**EXERCISE:**
Seek out every line containing the word "desc", and copy each.

Figure record extracts:

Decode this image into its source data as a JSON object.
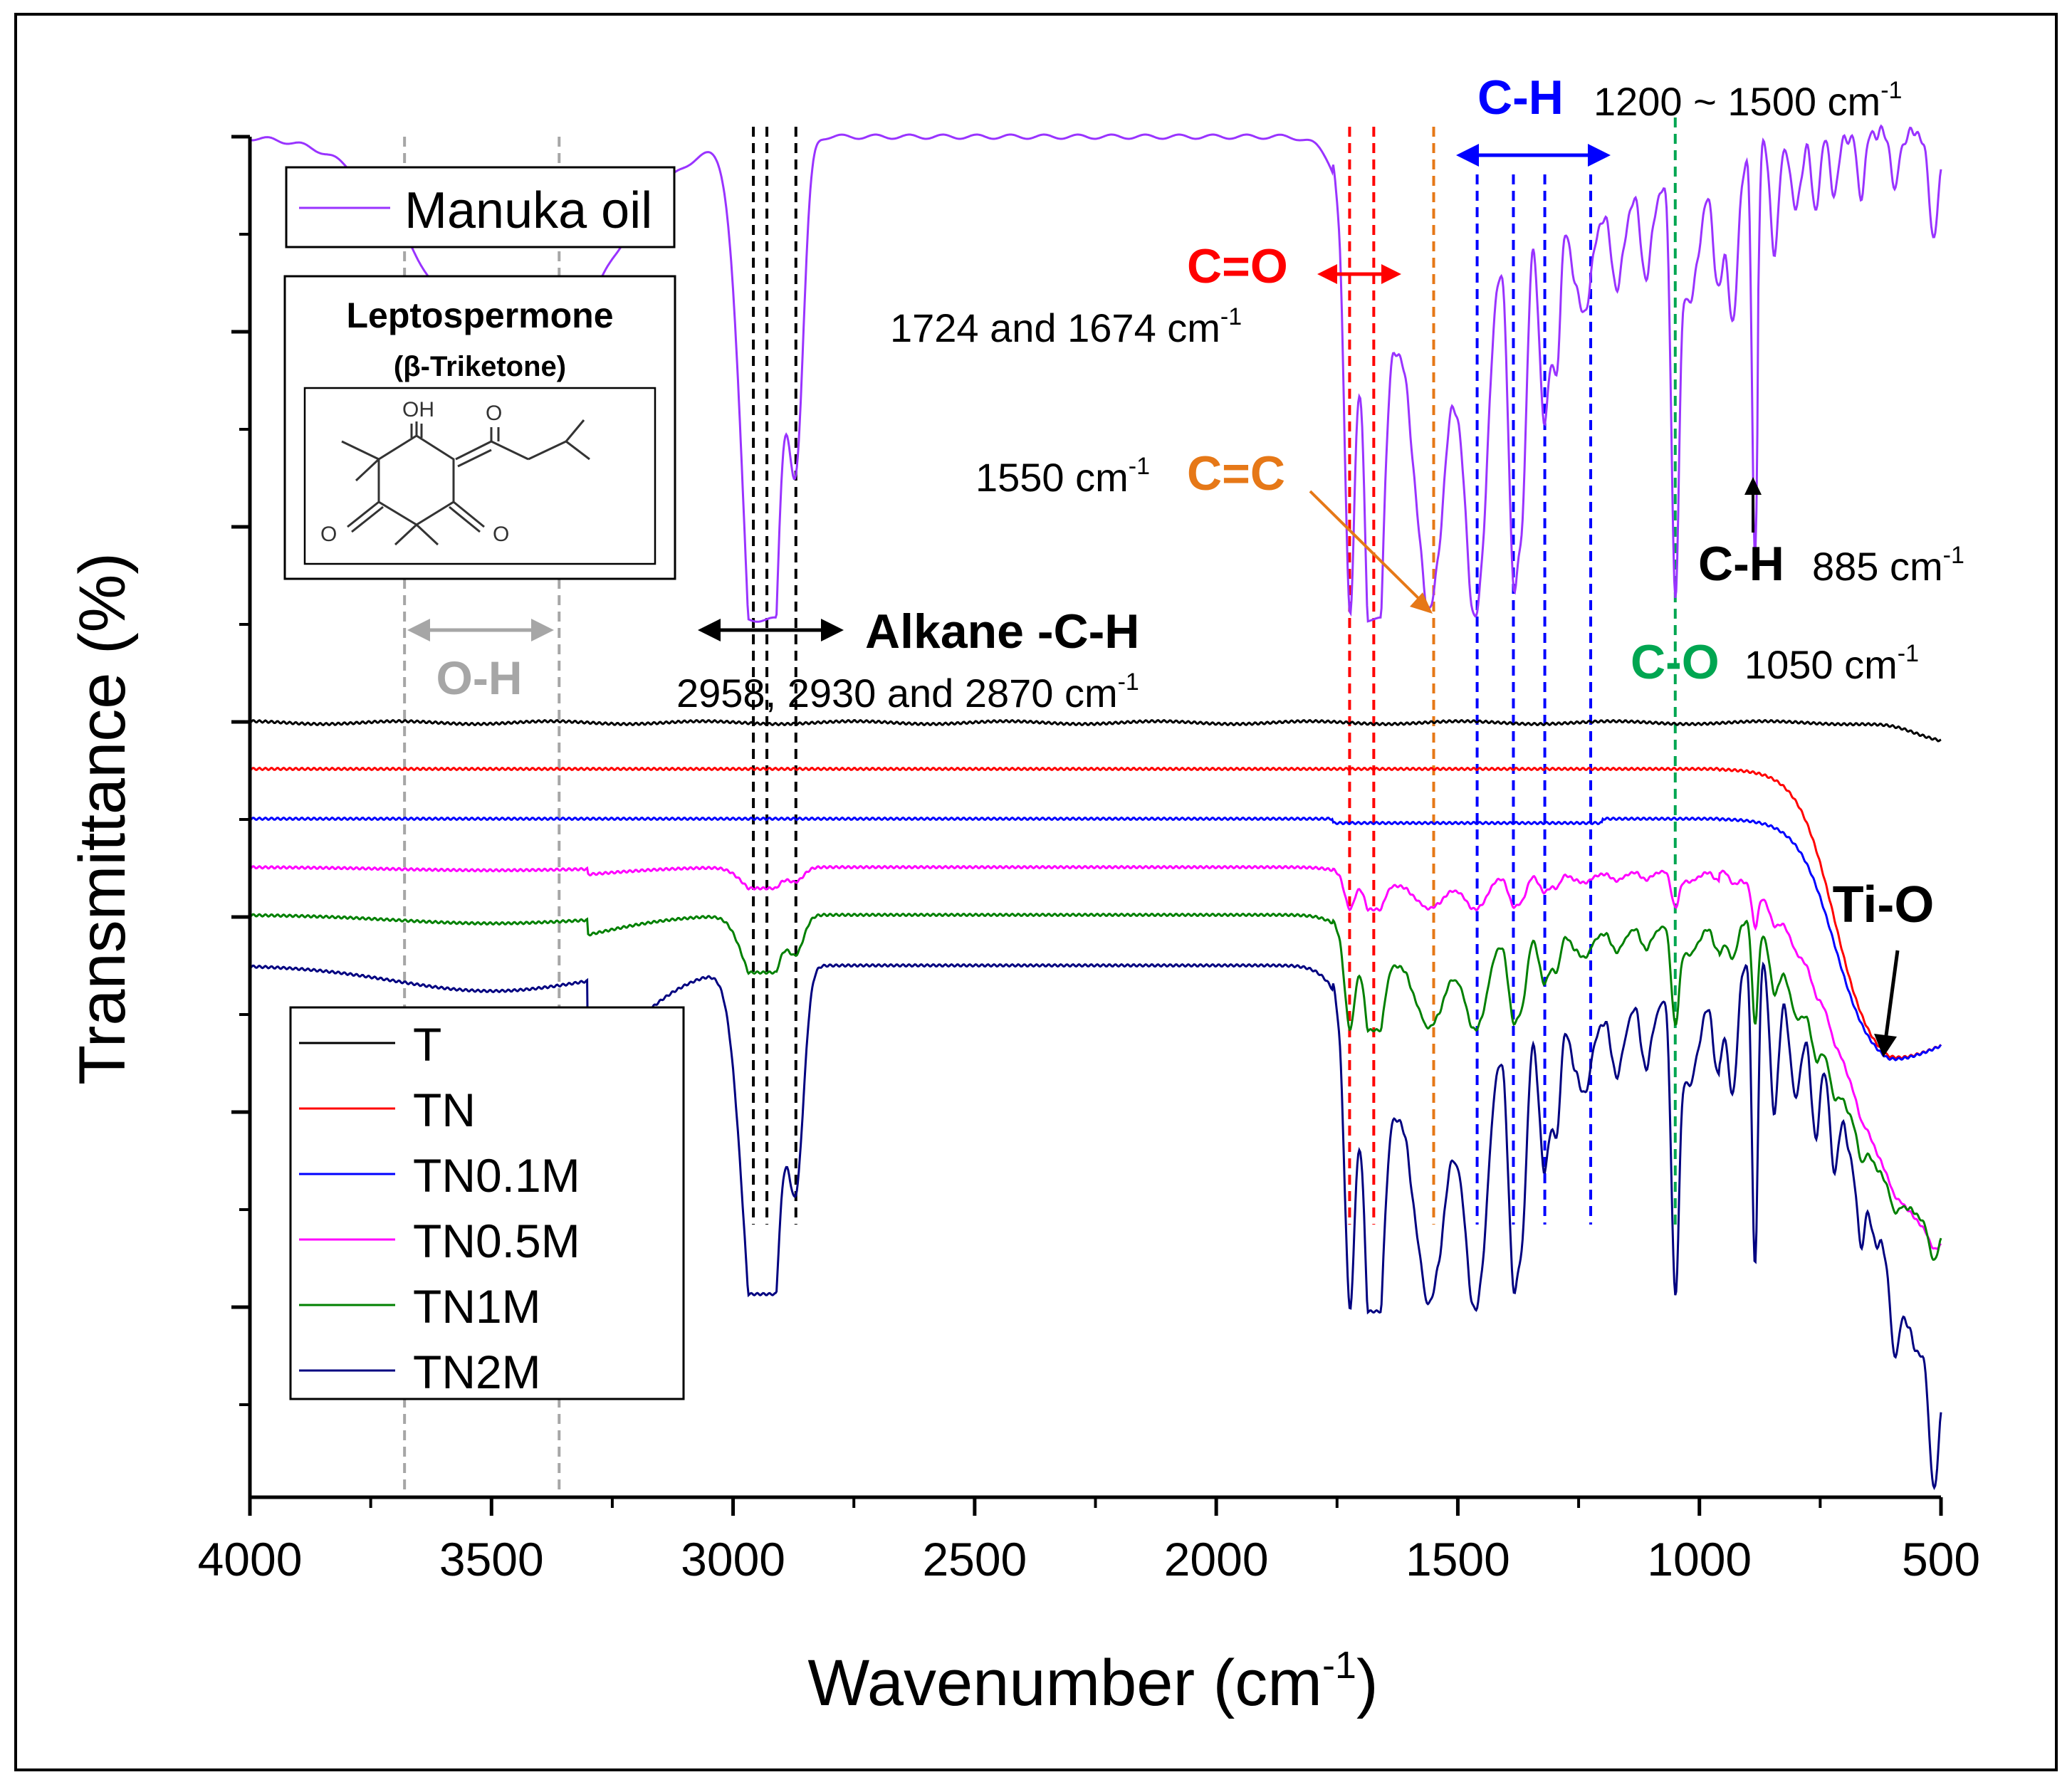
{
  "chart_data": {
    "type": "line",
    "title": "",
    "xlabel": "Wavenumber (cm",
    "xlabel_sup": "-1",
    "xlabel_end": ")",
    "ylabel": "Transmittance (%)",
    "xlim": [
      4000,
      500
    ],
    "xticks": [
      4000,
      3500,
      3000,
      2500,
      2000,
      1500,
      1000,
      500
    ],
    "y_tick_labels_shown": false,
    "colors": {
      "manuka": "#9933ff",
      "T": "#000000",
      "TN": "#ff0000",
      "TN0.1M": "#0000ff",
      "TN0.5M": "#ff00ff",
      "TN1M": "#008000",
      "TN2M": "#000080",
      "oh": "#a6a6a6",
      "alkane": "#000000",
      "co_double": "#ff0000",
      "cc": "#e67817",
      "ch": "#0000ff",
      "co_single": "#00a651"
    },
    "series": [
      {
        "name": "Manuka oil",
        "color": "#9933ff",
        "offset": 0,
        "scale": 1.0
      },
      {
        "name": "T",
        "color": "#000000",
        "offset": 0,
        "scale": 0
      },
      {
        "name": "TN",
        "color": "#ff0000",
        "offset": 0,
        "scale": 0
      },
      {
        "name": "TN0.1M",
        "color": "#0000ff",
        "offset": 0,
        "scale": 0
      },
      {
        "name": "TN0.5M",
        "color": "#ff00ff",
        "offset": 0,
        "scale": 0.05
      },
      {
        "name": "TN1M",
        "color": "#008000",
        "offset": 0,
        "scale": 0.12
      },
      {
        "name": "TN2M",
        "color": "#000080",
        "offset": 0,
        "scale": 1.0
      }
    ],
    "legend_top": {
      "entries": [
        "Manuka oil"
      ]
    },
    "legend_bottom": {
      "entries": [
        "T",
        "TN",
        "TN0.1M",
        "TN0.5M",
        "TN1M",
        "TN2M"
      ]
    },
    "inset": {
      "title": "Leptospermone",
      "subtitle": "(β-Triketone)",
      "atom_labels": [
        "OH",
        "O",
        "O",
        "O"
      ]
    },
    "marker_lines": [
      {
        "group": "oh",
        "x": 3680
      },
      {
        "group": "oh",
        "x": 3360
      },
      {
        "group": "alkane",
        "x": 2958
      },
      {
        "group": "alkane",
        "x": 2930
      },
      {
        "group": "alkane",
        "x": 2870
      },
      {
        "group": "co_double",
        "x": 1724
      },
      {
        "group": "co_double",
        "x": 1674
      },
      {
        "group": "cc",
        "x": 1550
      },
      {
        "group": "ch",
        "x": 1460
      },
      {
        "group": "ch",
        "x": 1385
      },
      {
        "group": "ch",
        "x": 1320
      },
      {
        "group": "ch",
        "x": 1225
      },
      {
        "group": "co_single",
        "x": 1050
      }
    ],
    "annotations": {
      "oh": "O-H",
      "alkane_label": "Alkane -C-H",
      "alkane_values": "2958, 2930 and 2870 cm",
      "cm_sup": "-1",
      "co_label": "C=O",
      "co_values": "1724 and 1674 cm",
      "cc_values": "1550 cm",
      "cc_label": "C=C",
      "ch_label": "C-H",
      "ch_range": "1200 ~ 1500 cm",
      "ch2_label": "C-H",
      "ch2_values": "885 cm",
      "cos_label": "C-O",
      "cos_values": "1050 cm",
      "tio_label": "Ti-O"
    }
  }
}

...

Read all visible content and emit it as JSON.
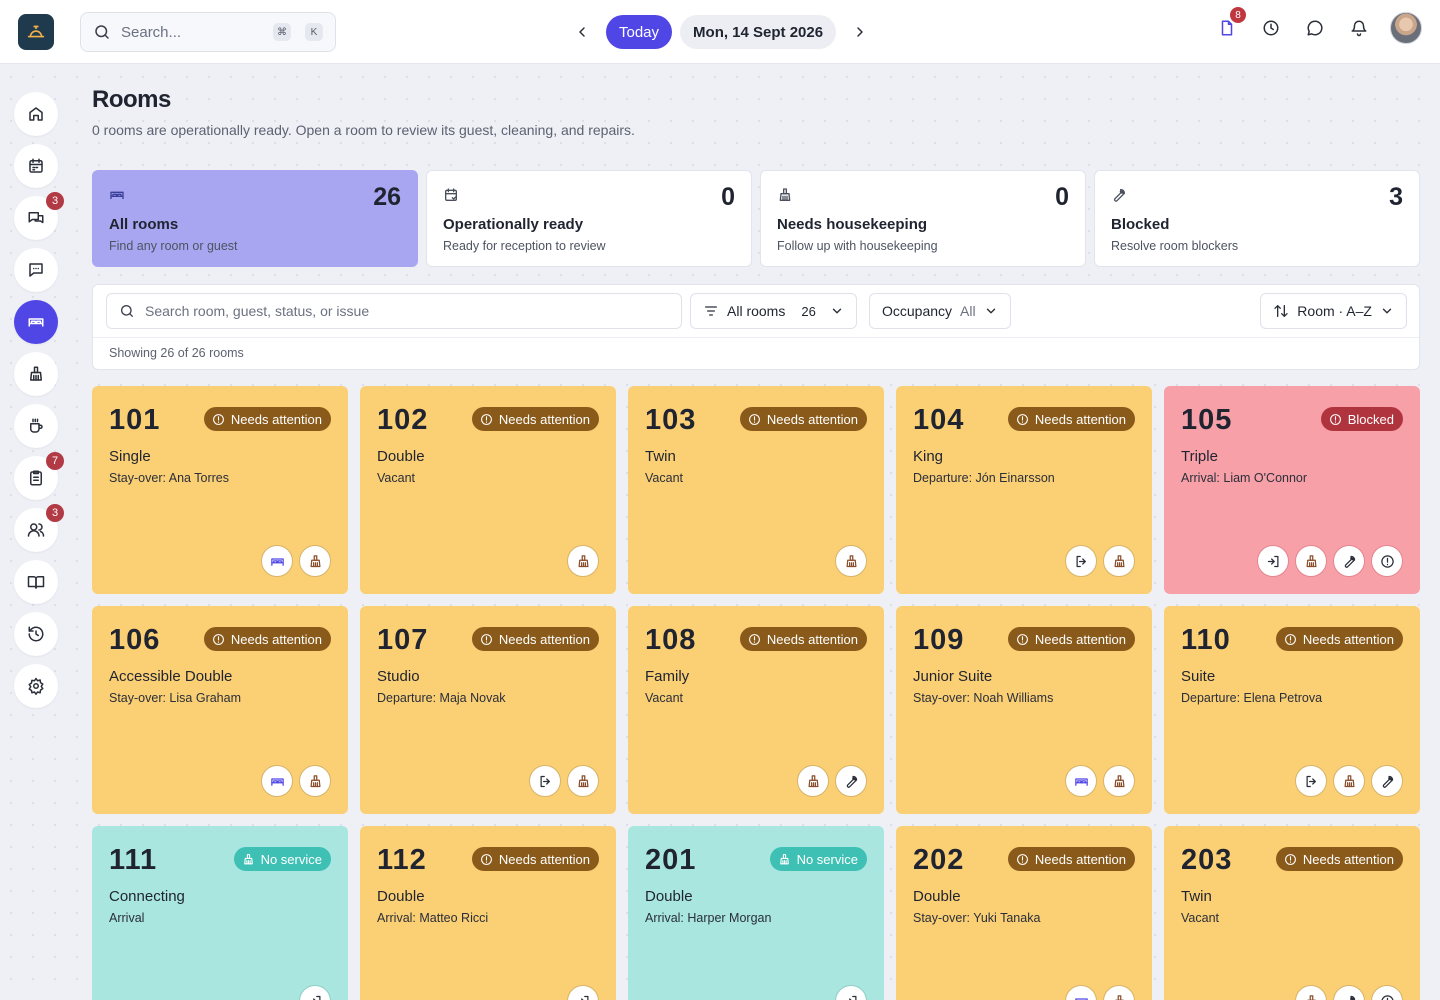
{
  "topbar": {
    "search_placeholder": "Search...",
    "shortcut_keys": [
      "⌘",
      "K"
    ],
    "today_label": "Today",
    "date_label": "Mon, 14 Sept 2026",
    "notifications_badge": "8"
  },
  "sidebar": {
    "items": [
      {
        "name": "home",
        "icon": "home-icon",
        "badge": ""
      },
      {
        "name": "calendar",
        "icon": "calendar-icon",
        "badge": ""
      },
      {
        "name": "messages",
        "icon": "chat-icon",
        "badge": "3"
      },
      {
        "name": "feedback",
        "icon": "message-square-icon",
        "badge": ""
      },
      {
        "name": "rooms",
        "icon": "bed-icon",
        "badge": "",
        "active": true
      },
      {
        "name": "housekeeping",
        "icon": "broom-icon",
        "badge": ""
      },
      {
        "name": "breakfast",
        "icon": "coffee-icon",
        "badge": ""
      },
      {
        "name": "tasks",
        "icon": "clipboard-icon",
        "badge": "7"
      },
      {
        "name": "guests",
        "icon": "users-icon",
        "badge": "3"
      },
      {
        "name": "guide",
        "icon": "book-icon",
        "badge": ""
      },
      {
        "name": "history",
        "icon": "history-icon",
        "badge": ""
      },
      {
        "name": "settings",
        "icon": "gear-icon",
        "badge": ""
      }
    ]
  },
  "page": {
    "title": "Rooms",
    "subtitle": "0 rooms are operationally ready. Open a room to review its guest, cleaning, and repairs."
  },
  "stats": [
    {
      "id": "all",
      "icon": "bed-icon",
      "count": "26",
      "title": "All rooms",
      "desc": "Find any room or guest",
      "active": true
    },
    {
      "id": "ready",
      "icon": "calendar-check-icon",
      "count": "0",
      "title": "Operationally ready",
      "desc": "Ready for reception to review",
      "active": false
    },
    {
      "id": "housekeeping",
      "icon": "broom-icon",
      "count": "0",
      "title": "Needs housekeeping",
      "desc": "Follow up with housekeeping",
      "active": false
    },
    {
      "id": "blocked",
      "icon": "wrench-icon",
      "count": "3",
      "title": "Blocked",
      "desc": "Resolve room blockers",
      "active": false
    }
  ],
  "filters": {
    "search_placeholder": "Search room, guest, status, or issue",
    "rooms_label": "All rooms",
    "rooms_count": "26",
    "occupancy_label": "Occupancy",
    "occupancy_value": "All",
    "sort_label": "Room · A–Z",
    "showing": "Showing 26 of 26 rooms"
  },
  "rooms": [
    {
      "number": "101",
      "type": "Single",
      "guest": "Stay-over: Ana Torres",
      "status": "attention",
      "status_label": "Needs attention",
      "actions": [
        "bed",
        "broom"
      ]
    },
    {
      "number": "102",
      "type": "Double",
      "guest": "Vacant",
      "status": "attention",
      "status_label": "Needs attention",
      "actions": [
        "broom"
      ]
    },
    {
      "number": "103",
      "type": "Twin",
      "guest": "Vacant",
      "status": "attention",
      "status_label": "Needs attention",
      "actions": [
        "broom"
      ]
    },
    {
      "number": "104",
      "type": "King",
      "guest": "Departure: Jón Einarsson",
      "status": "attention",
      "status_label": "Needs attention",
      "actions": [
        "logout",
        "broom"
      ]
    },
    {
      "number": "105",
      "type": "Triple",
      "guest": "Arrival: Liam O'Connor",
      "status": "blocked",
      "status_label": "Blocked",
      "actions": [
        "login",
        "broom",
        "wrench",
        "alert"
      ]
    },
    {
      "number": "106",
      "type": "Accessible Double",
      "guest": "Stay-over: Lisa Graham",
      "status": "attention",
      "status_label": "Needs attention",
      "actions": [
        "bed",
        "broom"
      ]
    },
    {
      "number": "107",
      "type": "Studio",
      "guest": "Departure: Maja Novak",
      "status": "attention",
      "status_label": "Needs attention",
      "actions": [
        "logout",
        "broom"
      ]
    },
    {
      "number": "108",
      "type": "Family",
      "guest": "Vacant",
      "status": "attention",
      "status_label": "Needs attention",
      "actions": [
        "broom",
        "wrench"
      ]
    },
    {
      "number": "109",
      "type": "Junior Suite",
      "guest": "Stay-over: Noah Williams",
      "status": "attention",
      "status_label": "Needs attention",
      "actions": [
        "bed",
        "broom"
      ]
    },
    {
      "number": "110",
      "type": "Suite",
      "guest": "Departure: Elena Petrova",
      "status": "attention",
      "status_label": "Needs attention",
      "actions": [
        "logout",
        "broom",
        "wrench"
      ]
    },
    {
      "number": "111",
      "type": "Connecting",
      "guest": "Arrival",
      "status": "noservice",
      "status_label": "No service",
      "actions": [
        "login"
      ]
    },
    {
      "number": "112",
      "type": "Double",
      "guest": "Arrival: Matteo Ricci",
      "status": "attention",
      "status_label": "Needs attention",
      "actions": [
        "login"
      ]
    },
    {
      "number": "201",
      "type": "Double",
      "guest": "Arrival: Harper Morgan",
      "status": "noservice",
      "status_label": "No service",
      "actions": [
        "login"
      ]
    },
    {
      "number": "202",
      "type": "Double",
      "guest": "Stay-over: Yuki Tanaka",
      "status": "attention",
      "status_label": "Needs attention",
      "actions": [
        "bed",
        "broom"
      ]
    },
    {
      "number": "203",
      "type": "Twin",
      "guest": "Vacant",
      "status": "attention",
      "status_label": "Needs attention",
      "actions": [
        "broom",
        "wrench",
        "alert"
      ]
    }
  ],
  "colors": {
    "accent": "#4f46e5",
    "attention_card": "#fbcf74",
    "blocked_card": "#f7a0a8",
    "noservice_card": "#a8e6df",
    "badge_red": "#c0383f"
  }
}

--

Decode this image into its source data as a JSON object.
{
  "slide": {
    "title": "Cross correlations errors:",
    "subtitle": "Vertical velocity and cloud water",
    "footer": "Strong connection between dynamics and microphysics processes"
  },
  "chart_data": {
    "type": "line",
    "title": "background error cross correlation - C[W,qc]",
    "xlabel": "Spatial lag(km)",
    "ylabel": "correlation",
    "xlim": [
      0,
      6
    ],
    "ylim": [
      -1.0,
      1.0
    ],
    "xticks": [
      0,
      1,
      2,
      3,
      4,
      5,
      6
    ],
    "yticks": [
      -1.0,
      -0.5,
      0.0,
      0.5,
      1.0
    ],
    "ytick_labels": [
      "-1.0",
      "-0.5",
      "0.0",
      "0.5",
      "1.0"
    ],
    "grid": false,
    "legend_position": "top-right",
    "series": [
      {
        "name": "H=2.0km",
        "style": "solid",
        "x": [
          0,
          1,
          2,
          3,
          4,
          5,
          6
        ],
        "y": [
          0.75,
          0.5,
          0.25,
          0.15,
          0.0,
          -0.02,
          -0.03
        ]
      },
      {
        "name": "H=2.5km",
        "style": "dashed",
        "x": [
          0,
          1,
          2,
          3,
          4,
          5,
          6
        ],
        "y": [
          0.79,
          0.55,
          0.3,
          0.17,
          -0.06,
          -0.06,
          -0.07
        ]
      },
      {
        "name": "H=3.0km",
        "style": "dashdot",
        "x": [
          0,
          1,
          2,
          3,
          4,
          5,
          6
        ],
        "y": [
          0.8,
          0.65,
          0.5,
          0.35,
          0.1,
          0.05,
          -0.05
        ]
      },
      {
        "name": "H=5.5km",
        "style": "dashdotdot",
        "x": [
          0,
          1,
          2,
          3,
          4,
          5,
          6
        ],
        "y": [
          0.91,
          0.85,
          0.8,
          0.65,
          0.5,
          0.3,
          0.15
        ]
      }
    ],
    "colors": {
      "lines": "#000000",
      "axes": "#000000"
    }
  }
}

**COMPLETE RESPONSE:**
      "desc": "Find any room or guest",
      "desc": "Ready for reception to review",
      "desc": "Follow up with housekeeping",
      "desc": "Resolve room blockers",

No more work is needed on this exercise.